[Stored data entries]
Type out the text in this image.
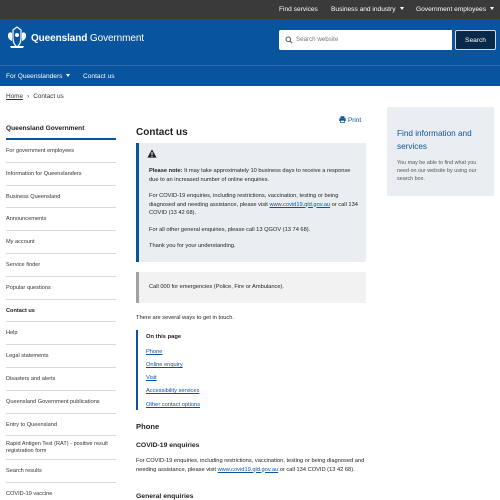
Find services Business and industry	Government employees
Queensland Government	Search website	Search
For Queenslanders	Contact us
Home › Contact us
Queensland Government
For government employees
Information for Queenslanders
Business Queensland
Announcements
My account
Service finder
Popular questions
Contact us
Help
Legal statements
Disasters and alerts
Queensland Government publications
Entry to Queensland
Rapid Antigen Test (RAT) - positive result registration form
Search results
COVID-19 vaccine
Print
Contact us

Please note: It may take approximately 10 business days to receive a response due to an increased number of online enquiries.

For COVID-19 enquiries, including restrictions, vaccination, testing or being diagnosed and needing assistance, please visit www.covid19.qld.gov.au or call 134 COVID (13 42 68).

For all other general enquiries, please call 13 QGOV (13 74 68).

Thank you for your understanding.

Call 000 for emergencies (Police, Fire or Ambulance).
There are several ways to get in touch.
On this page
Phone
Online enquiry
Visit
Accessibility services
Other contact options
Phone
COVID-19 enquiries
For COVID-19 enquiries, including restrictions, vaccination, testing or being diagnosed and needing assistance, please visit www.covid19.qld.gov.au or call 134 COVID (13 42 68).
General enquiries
Find information and services
You may be able to find what you need on our website by using our search box.
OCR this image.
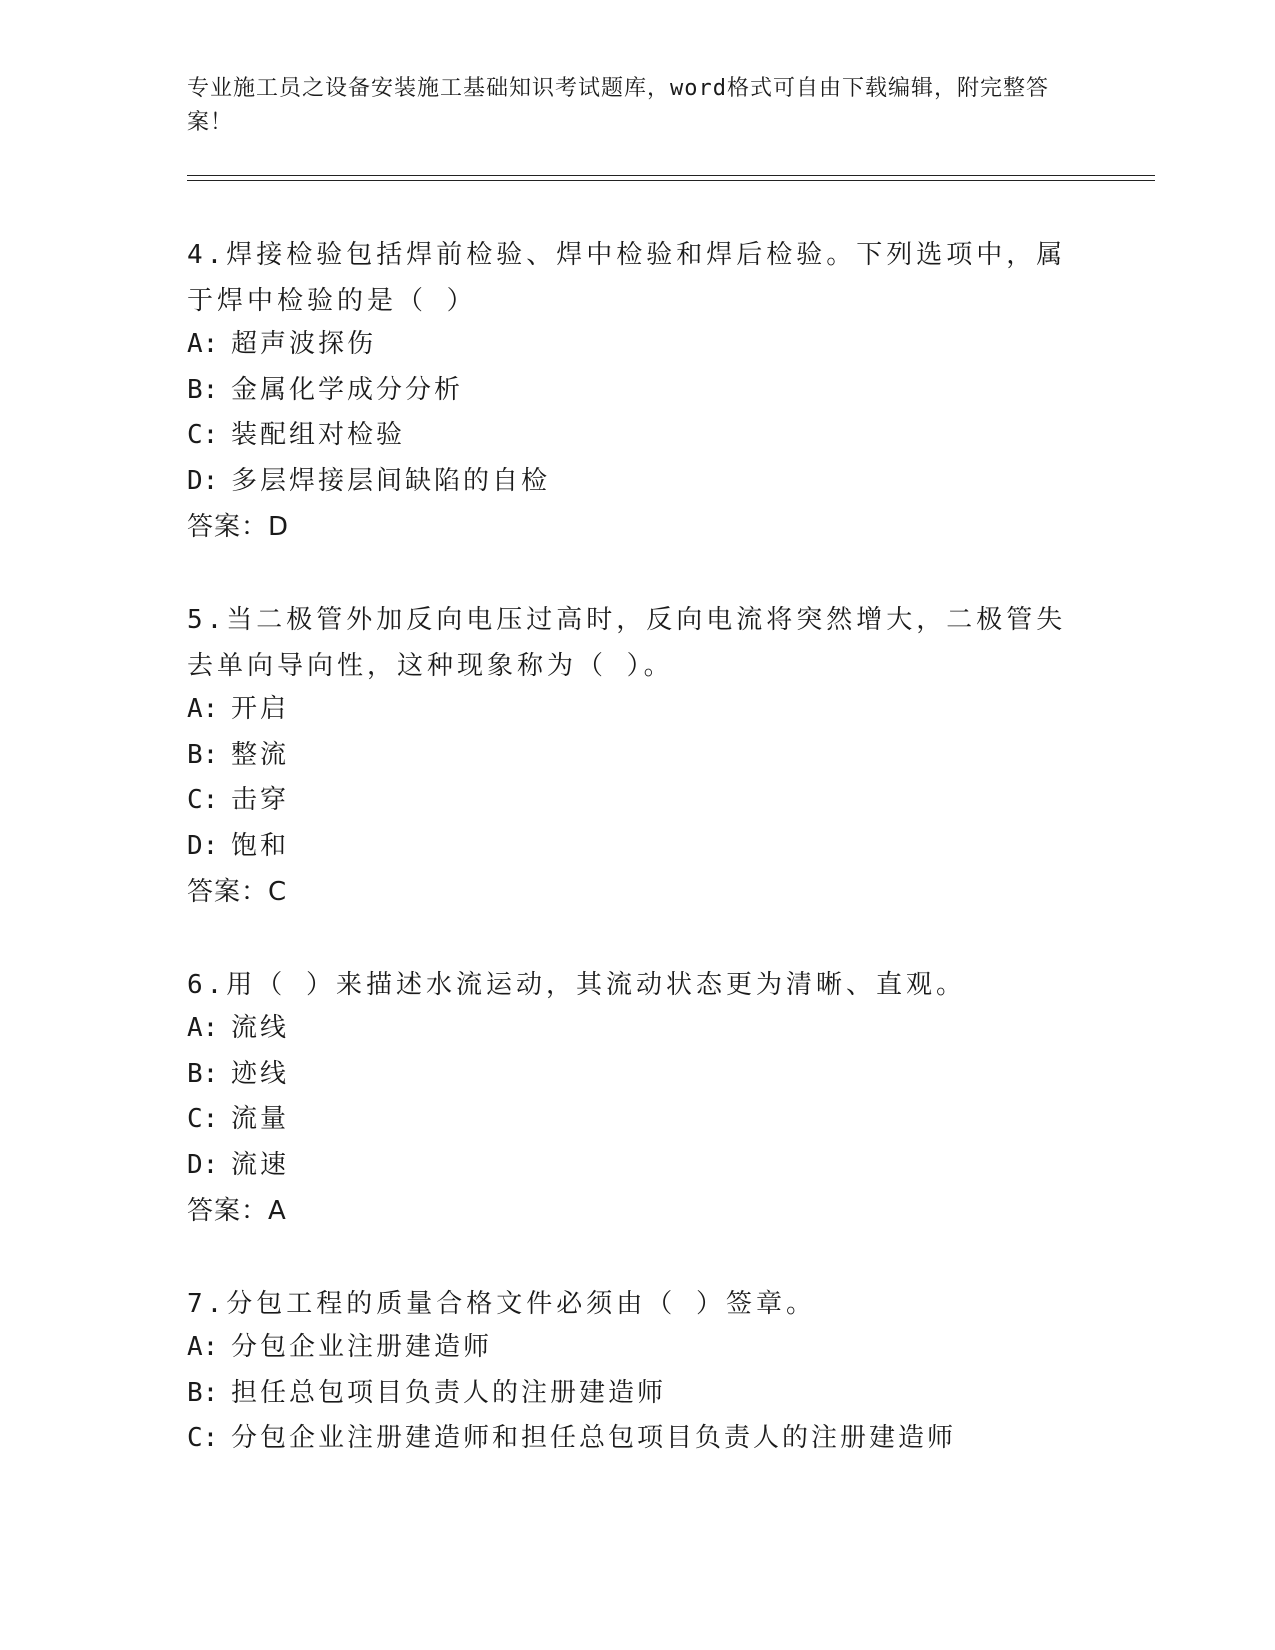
专业施工员之设备安装施工基础知识考试题库，word格式可自由下载编辑，附完整答案！
4.焊接检验包括焊前检验、焊中检验和焊后检验。下列选项中，属于焊中检验的是（ ）
A: 超声波探伤
B: 金属化学成分分析
C: 装配组对检验
D: 多层焊接层间缺陷的自检
答案：D
5.当二极管外加反向电压过高时，反向电流将突然增大，二极管失去单向导向性，这种现象称为（ ）。
A: 开启
B: 整流
C: 击穿
D: 饱和
答案：C
6.用（ ）来描述水流运动，其流动状态更为清晰、直观。
A: 流线
B: 迹线
C: 流量
D: 流速
答案：A
7.分包工程的质量合格文件必须由（ ）签章。
A: 分包企业注册建造师
B: 担任总包项目负责人的注册建造师
C: 分包企业注册建造师和担任总包项目负责人的注册建造师
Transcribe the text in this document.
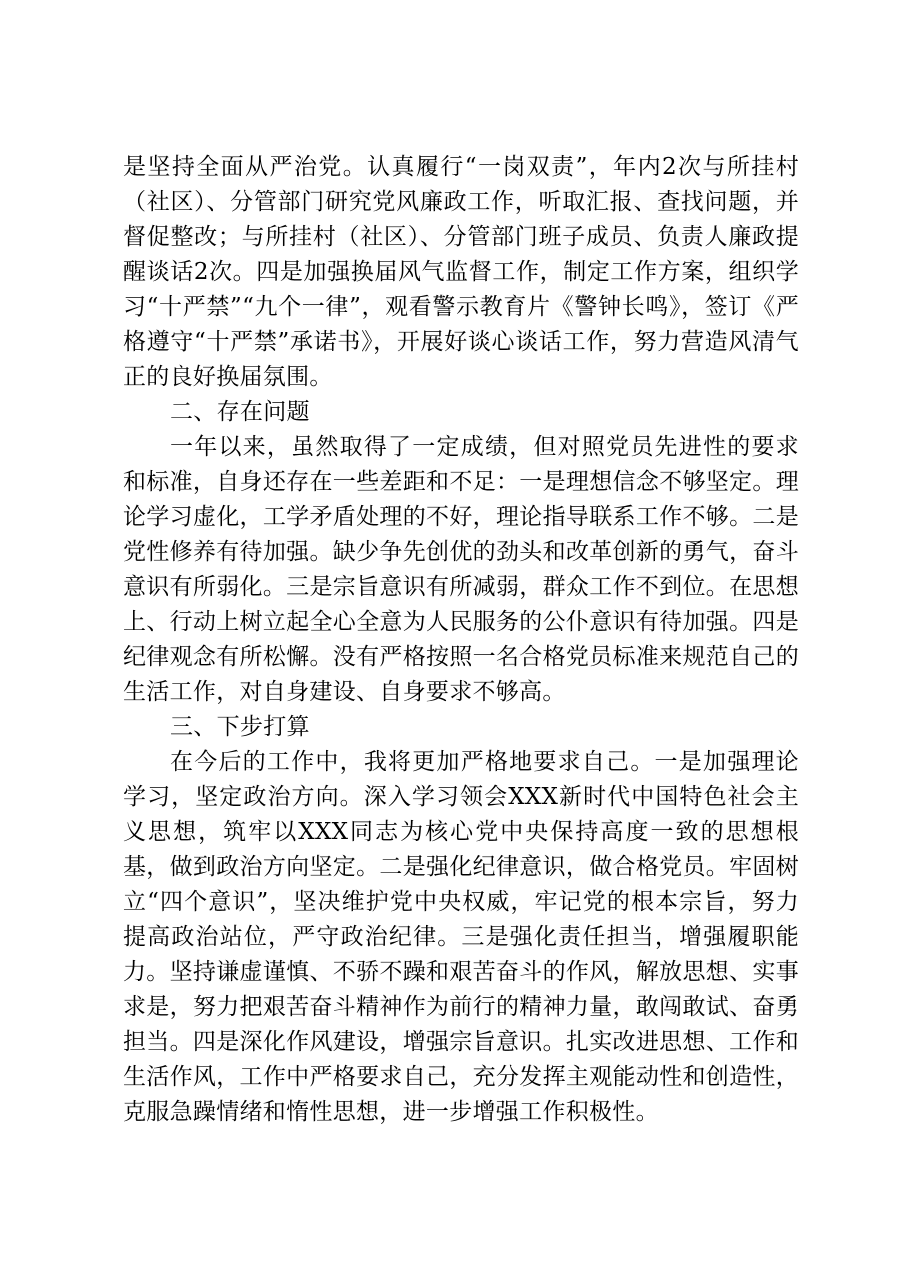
是坚持全面从严治党。认真履行“一岗双责”，年内2次与所挂村（社区）、分管部门研究党风廉政工作，听取汇报、查找问题，并督促整改；与所挂村（社区）、分管部门班子成员、负责人廉政提醒谈话2次。四是加强换届风气监督工作，制定工作方案，组织学习“十严禁”“九个一律”，观看警示教育片《警钟长鸣》，签订《严格遵守“十严禁”承诺书》，开展好谈心谈话工作，努力营造风清气正的良好换届氛围。

二、存在问题

一年以来，虽然取得了一定成绩，但对照党员先进性的要求和标准，自身还存在一些差距和不足：一是理想信念不够坚定。理论学习虚化，工学矛盾处理的不好，理论指导联系工作不够。二是党性修养有待加强。缺少争先创优的劲头和改革创新的勇气，奋斗意识有所弱化。三是宗旨意识有所减弱，群众工作不到位。在思想上、行动上树立起全心全意为人民服务的公仆意识有待加强。四是纪律观念有所松懈。没有严格按照一名合格党员标准来规范自己的生活工作，对自身建设、自身要求不够高。

三、下步打算

在今后的工作中，我将更加严格地要求自己。一是加强理论学习，坚定政治方向。深入学习领会XXX新时代中国特色社会主义思想，筑牢以XXX同志为核心党中央保持高度一致的思想根基，做到政治方向坚定。二是强化纪律意识，做合格党员。牢固树立“四个意识”，坚决维护党中央权威，牢记党的根本宗旨，努力提高政治站位，严守政治纪律。三是强化责任担当，增强履职能力。坚持谦虚谨慎、不骄不躁和艰苦奋斗的作风，解放思想、实事求是，努力把艰苦奋斗精神作为前行的精神力量，敢闯敢试、奋勇担当。四是深化作风建设，增强宗旨意识。扎实改进思想、工作和生活作风，工作中严格要求自己，充分发挥主观能动性和创造性，克服急躁情绪和惰性思想，进一步增强工作积极性。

** Exercise description **
Write out each entry exactly as given, omitting any picture.

** Final answer **
Type out the text in this image.
Find services Business and industry	Government employees
Queensland Government	Search website	Search
For Queenslanders	Contact us
Home › Contact us
Queensland Government
For government employees
Information for Queenslanders
Business Queensland
Announcements
My account
Service finder
Popular questions
Contact us
Help
Legal statements
Disasters and alerts
Queensland Government publications
Entry to Queensland
Rapid Antigen Test (RAT) - positive result registration form
Search results
COVID-19 vaccine
Print
Contact us

Please note: It may take approximately 10 business days to receive a response due to an increased number of online enquiries.

For COVID-19 enquiries, including restrictions, vaccination, testing or being diagnosed and needing assistance, please visit www.covid19.qld.gov.au or call 134 COVID (13 42 68).

For all other general enquiries, please call 13 QGOV (13 74 68).

Thank you for your understanding.

Call 000 for emergencies (Police, Fire or Ambulance).
There are several ways to get in touch.
On this page
Phone
Online enquiry
Visit
Accessibility services
Other contact options
Phone
COVID-19 enquiries
For COVID-19 enquiries, including restrictions, vaccination, testing or being diagnosed and needing assistance, please visit www.covid19.qld.gov.au or call 134 COVID (13 42 68).
General enquiries
Find information and services
You may be able to find what you need on our website by using our search box.
OCR this image.
专业施工员之设备安装施工基础知识考试题库，word格式可自由下载编辑，附完整答案！
4.焊接检验包括焊前检验、焊中检验和焊后检验。下列选项中，属于焊中检验的是（ ）
A: 超声波探伤
B: 金属化学成分分析
C: 装配组对检验
D: 多层焊接层间缺陷的自检
答案：D
5.当二极管外加反向电压过高时，反向电流将突然增大，二极管失去单向导向性，这种现象称为（ ）。
A: 开启
B: 整流
C: 击穿
D: 饱和
答案：C
6.用（ ）来描述水流运动，其流动状态更为清晰、直观。
A: 流线
B: 迹线
C: 流量
D: 流速
答案：A
7.分包工程的质量合格文件必须由（ ）签章。
A: 分包企业注册建造师
B: 担任总包项目负责人的注册建造师
C: 分包企业注册建造师和担任总包项目负责人的注册建造师
Transcribe the text in this document.
是坚持全面从严治党。认真履行“一岗双责”，年内2次与所挂村（社区）、分管部门研究党风廉政工作，听取汇报、查找问题，并督促整改；与所挂村（社区）、分管部门班子成员、负责人廉政提醒谈话2次。四是加强换届风气监督工作，制定工作方案，组织学习“十严禁”“九个一律”，观看警示教育片《警钟长鸣》，签订《严格遵守“十严禁”承诺书》，开展好谈心谈话工作，努力营造风清气正的良好换届氛围。

二、存在问题

一年以来，虽然取得了一定成绩，但对照党员先进性的要求和标准，自身还存在一些差距和不足：一是理想信念不够坚定。理论学习虚化，工学矛盾处理的不好，理论指导联系工作不够。二是党性修养有待加强。缺少争先创优的劲头和改革创新的勇气，奋斗意识有所弱化。三是宗旨意识有所减弱，群众工作不到位。在思想上、行动上树立起全心全意为人民服务的公仆意识有待加强。四是纪律观念有所松懈。没有严格按照一名合格党员标准来规范自己的生活工作，对自身建设、自身要求不够高。

三、下步打算

在今后的工作中，我将更加严格地要求自己。一是加强理论学习，坚定政治方向。深入学习领会XXX新时代中国特色社会主义思想，筑牢以XXX同志为核心党中央保持高度一致的思想根基，做到政治方向坚定。二是强化纪律意识，做合格党员。牢固树立“四个意识”，坚决维护党中央权威，牢记党的根本宗旨，努力提高政治站位，严守政治纪律。三是强化责任担当，增强履职能力。坚持谦虚谨慎、不骄不躁和艰苦奋斗的作风，解放思想、实事求是，努力把艰苦奋斗精神作为前行的精神力量，敢闯敢试、奋勇担当。四是深化作风建设，增强宗旨意识。扎实改进思想、工作和生活作风，工作中严格要求自己，充分发挥主观能动性和创造性，克服急躁情绪和惰性思想，进一步增强工作积极性。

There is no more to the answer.